◆ Records for the task
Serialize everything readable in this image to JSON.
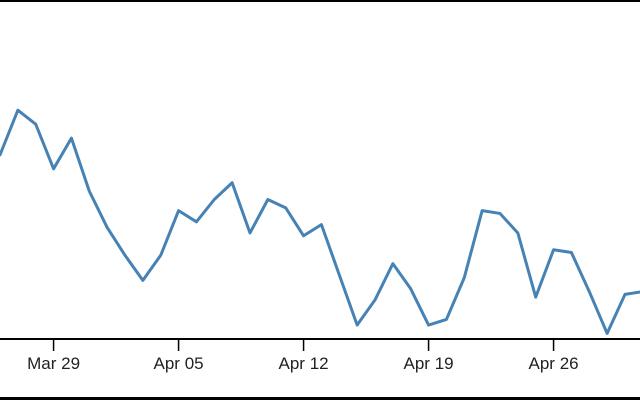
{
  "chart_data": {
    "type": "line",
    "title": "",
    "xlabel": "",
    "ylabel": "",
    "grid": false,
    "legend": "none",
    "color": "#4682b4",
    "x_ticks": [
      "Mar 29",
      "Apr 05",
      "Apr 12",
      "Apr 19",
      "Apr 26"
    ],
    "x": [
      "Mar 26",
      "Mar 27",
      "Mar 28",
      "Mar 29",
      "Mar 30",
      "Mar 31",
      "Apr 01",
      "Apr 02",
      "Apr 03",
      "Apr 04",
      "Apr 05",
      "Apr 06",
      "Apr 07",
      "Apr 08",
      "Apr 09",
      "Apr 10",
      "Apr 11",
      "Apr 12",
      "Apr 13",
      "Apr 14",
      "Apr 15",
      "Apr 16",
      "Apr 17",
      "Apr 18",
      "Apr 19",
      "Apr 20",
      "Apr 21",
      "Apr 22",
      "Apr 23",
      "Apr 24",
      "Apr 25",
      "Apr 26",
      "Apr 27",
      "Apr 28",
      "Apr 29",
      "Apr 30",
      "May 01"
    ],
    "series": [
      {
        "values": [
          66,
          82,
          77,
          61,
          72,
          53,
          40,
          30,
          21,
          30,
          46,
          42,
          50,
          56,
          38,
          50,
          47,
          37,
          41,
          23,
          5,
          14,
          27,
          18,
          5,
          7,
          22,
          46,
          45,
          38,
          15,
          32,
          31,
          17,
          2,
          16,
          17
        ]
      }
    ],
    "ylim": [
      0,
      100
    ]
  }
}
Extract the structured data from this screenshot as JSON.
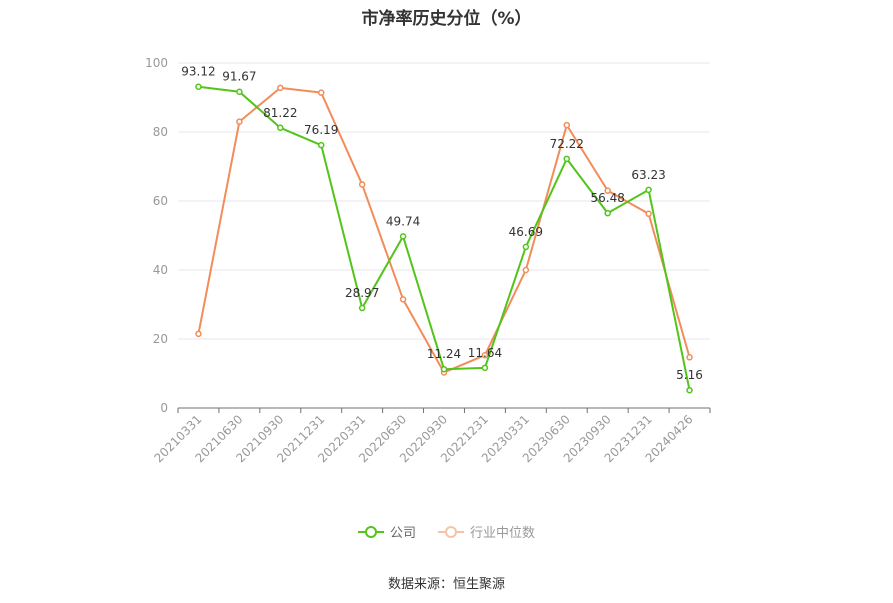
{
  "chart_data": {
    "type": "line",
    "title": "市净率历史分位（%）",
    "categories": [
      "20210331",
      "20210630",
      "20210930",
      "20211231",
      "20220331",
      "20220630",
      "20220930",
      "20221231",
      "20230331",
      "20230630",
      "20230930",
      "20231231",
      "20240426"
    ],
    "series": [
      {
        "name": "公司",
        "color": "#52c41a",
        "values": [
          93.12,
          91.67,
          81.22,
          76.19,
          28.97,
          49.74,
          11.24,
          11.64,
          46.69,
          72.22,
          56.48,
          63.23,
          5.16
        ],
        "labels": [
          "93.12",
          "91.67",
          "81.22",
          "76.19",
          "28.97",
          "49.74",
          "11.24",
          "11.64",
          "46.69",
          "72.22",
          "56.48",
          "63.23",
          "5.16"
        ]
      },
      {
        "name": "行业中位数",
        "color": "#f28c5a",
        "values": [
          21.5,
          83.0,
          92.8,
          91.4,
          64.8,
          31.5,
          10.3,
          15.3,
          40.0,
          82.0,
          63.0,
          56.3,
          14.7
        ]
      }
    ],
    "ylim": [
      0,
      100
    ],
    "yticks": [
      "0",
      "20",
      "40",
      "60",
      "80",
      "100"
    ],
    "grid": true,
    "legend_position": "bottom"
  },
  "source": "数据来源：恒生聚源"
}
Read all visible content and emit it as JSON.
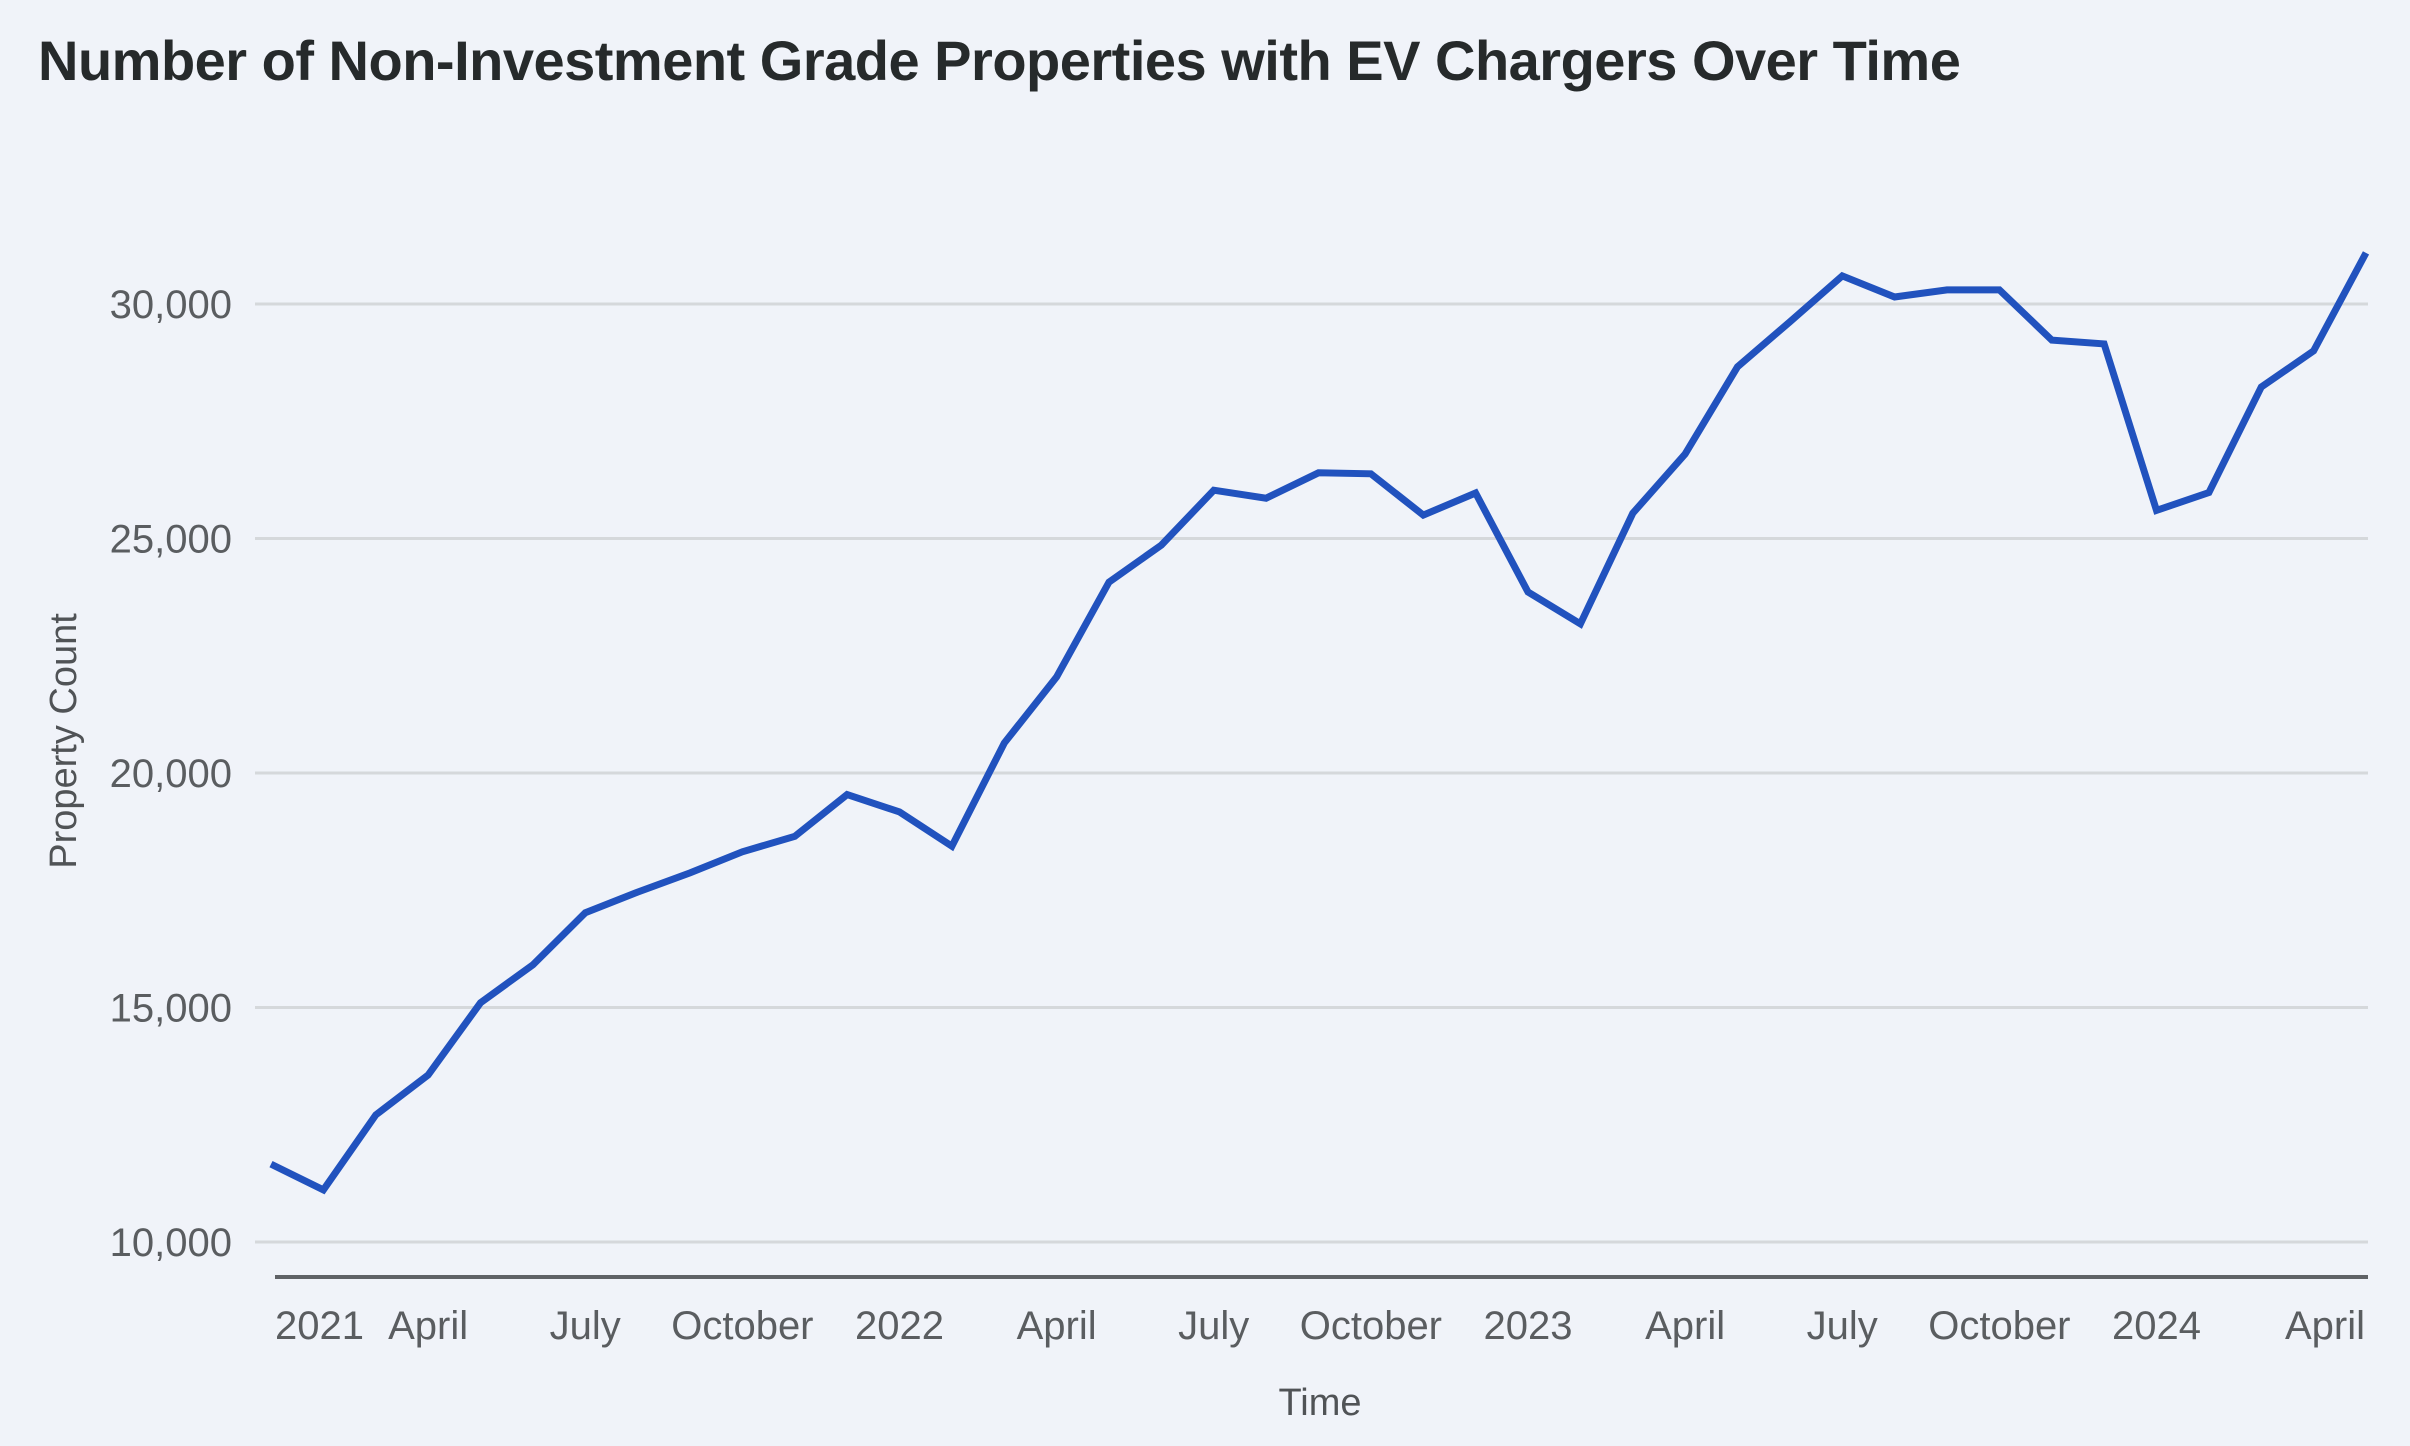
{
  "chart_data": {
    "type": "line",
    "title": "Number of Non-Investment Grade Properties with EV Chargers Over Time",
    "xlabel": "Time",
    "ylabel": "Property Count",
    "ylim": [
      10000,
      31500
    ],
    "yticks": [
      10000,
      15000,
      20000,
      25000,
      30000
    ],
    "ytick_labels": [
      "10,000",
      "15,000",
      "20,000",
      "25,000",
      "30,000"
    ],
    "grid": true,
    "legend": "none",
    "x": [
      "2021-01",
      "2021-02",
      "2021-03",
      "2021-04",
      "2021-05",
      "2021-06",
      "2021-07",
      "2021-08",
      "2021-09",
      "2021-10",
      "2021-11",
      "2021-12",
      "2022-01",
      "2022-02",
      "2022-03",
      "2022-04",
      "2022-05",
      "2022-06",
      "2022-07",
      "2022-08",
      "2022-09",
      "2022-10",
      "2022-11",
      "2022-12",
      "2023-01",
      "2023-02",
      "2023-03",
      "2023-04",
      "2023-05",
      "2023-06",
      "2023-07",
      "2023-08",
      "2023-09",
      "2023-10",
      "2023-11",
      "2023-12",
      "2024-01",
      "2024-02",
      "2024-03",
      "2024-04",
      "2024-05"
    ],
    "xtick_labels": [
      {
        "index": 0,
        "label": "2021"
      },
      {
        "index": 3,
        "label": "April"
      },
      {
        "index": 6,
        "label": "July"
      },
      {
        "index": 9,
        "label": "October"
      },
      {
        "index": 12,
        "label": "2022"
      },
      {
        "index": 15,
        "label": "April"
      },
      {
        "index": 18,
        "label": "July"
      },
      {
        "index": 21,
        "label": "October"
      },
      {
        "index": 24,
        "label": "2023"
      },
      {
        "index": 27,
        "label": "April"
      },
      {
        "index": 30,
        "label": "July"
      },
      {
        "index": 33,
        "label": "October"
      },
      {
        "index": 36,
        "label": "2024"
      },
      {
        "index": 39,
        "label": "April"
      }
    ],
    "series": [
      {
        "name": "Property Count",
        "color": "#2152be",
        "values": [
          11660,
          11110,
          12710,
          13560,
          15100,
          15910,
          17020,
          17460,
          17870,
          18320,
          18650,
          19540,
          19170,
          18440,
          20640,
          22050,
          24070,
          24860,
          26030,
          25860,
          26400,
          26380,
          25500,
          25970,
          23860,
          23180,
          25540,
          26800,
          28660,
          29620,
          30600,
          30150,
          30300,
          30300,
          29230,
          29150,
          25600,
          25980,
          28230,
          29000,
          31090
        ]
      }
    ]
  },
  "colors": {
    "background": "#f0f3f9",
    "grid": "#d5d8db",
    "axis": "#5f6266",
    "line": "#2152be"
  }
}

◆ Directions
Output all of the records exactly as they appear above, but not the pictures.

◆ Exercise output
Serialize everything readable in this image to JSON.
{
  "chart_data": {
    "type": "line",
    "title": "",
    "xlabel": "",
    "ylabel": "",
    "grid": false,
    "legend": "none",
    "color": "#4682b4",
    "x_ticks": [
      "Mar 29",
      "Apr 05",
      "Apr 12",
      "Apr 19",
      "Apr 26"
    ],
    "x": [
      "Mar 26",
      "Mar 27",
      "Mar 28",
      "Mar 29",
      "Mar 30",
      "Mar 31",
      "Apr 01",
      "Apr 02",
      "Apr 03",
      "Apr 04",
      "Apr 05",
      "Apr 06",
      "Apr 07",
      "Apr 08",
      "Apr 09",
      "Apr 10",
      "Apr 11",
      "Apr 12",
      "Apr 13",
      "Apr 14",
      "Apr 15",
      "Apr 16",
      "Apr 17",
      "Apr 18",
      "Apr 19",
      "Apr 20",
      "Apr 21",
      "Apr 22",
      "Apr 23",
      "Apr 24",
      "Apr 25",
      "Apr 26",
      "Apr 27",
      "Apr 28",
      "Apr 29",
      "Apr 30",
      "May 01"
    ],
    "series": [
      {
        "values": [
          66,
          82,
          77,
          61,
          72,
          53,
          40,
          30,
          21,
          30,
          46,
          42,
          50,
          56,
          38,
          50,
          47,
          37,
          41,
          23,
          5,
          14,
          27,
          18,
          5,
          7,
          22,
          46,
          45,
          38,
          15,
          32,
          31,
          17,
          2,
          16,
          17
        ]
      }
    ],
    "ylim": [
      0,
      100
    ]
  }
}
Extract the structured data from this screenshot as JSON.
{
  "chart_data": {
    "type": "line",
    "title": "市净率历史分位（%）",
    "categories": [
      "20210331",
      "20210630",
      "20210930",
      "20211231",
      "20220331",
      "20220630",
      "20220930",
      "20221231",
      "20230331",
      "20230630",
      "20230930",
      "20231231",
      "20240426"
    ],
    "series": [
      {
        "name": "公司",
        "color": "#52c41a",
        "values": [
          93.12,
          91.67,
          81.22,
          76.19,
          28.97,
          49.74,
          11.24,
          11.64,
          46.69,
          72.22,
          56.48,
          63.23,
          5.16
        ],
        "labels": [
          "93.12",
          "91.67",
          "81.22",
          "76.19",
          "28.97",
          "49.74",
          "11.24",
          "11.64",
          "46.69",
          "72.22",
          "56.48",
          "63.23",
          "5.16"
        ]
      },
      {
        "name": "行业中位数",
        "color": "#f28c5a",
        "values": [
          21.5,
          83.0,
          92.8,
          91.4,
          64.8,
          31.5,
          10.3,
          15.3,
          40.0,
          82.0,
          63.0,
          56.3,
          14.7
        ]
      }
    ],
    "ylim": [
      0,
      100
    ],
    "yticks": [
      "0",
      "20",
      "40",
      "60",
      "80",
      "100"
    ],
    "grid": true,
    "legend_position": "bottom"
  },
  "source": "数据来源：恒生聚源"
}
Read all visible content and emit it as JSON.
{
  "chart_data": {
    "type": "line",
    "title": "Number of Non-Investment Grade Properties with EV Chargers Over Time",
    "xlabel": "Time",
    "ylabel": "Property Count",
    "ylim": [
      10000,
      31500
    ],
    "yticks": [
      10000,
      15000,
      20000,
      25000,
      30000
    ],
    "ytick_labels": [
      "10,000",
      "15,000",
      "20,000",
      "25,000",
      "30,000"
    ],
    "grid": true,
    "legend": "none",
    "x": [
      "2021-01",
      "2021-02",
      "2021-03",
      "2021-04",
      "2021-05",
      "2021-06",
      "2021-07",
      "2021-08",
      "2021-09",
      "2021-10",
      "2021-11",
      "2021-12",
      "2022-01",
      "2022-02",
      "2022-03",
      "2022-04",
      "2022-05",
      "2022-06",
      "2022-07",
      "2022-08",
      "2022-09",
      "2022-10",
      "2022-11",
      "2022-12",
      "2023-01",
      "2023-02",
      "2023-03",
      "2023-04",
      "2023-05",
      "2023-06",
      "2023-07",
      "2023-08",
      "2023-09",
      "2023-10",
      "2023-11",
      "2023-12",
      "2024-01",
      "2024-02",
      "2024-03",
      "2024-04",
      "2024-05"
    ],
    "xtick_labels": [
      {
        "index": 0,
        "label": "2021"
      },
      {
        "index": 3,
        "label": "April"
      },
      {
        "index": 6,
        "label": "July"
      },
      {
        "index": 9,
        "label": "October"
      },
      {
        "index": 12,
        "label": "2022"
      },
      {
        "index": 15,
        "label": "April"
      },
      {
        "index": 18,
        "label": "July"
      },
      {
        "index": 21,
        "label": "October"
      },
      {
        "index": 24,
        "label": "2023"
      },
      {
        "index": 27,
        "label": "April"
      },
      {
        "index": 30,
        "label": "July"
      },
      {
        "index": 33,
        "label": "October"
      },
      {
        "index": 36,
        "label": "2024"
      },
      {
        "index": 39,
        "label": "April"
      }
    ],
    "series": [
      {
        "name": "Property Count",
        "color": "#2152be",
        "values": [
          11660,
          11110,
          12710,
          13560,
          15100,
          15910,
          17020,
          17460,
          17870,
          18320,
          18650,
          19540,
          19170,
          18440,
          20640,
          22050,
          24070,
          24860,
          26030,
          25860,
          26400,
          26380,
          25500,
          25970,
          23860,
          23180,
          25540,
          26800,
          28660,
          29620,
          30600,
          30150,
          30300,
          30300,
          29230,
          29150,
          25600,
          25980,
          28230,
          29000,
          31090
        ]
      }
    ]
  },
  "colors": {
    "background": "#f0f3f9",
    "grid": "#d5d8db",
    "axis": "#5f6266",
    "line": "#2152be"
  }
}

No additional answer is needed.